_DATA FOR PROCESSING_

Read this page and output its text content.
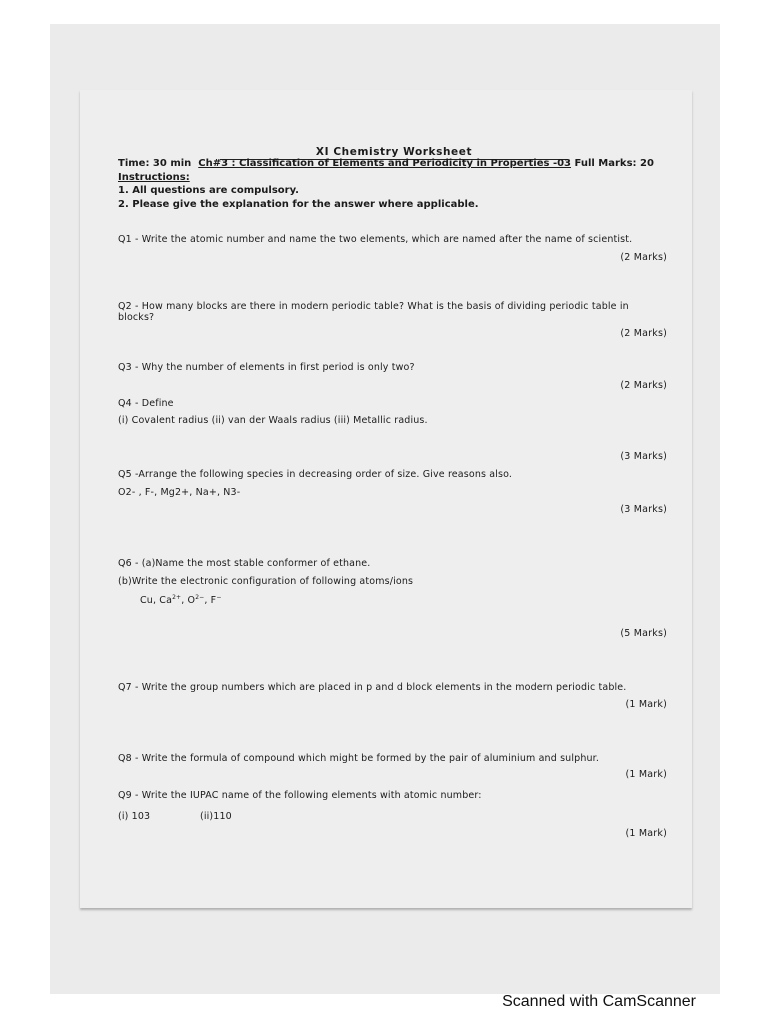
XI Chemistry Worksheet
Time: 30 min Ch#3 : Classification of Elements and Periodicity in Properties -03 Full Marks: 20
Instructions:
1. All questions are compulsory.
2. Please give the explanation for the answer where applicable.
Q1 - Write the atomic number and name the two elements, which are named after the name of scientist.
(2 Marks)
Q2 - How many blocks are there in modern periodic table? What is the basis of dividing periodic table in
blocks?
(2 Marks)
Q3 - Why the number of elements in first period is only two?
(2 Marks)
Q4 - Define
(i) Covalent radius (ii) van der Waals radius (iii) Metallic radius.
(3 Marks)
Q5 -Arrange the following species in decreasing order of size. Give reasons also.
O2- , F-, Mg2+, Na+, N3-
(3 Marks)
Q6 - (a)Name the most stable conformer of ethane.
(b)Write the electronic configuration of following atoms/ions
Cu, $Ca^{2+}$, $O^{2-}$, F−
(5 Marks)
Q7 - Write the group numbers which are placed in p and d block elements in the modern periodic table.
(1 Mark)
Q8 - Write the formula of compound which might be formed by the pair of aluminium and sulphur.
(1 Mark)
Q9 - Write the IUPAC name of the following elements with atomic number:
(i) 103	(ii)110
(1 Mark)
Scanned with CamScanner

_WHAT YOU HAVE TO DO_
From the records above, pull out each line that has "blocks".

_RESULT_
Q2 - How many blocks are there in modern periodic table? What is the basis of dividing periodic table in
blocks?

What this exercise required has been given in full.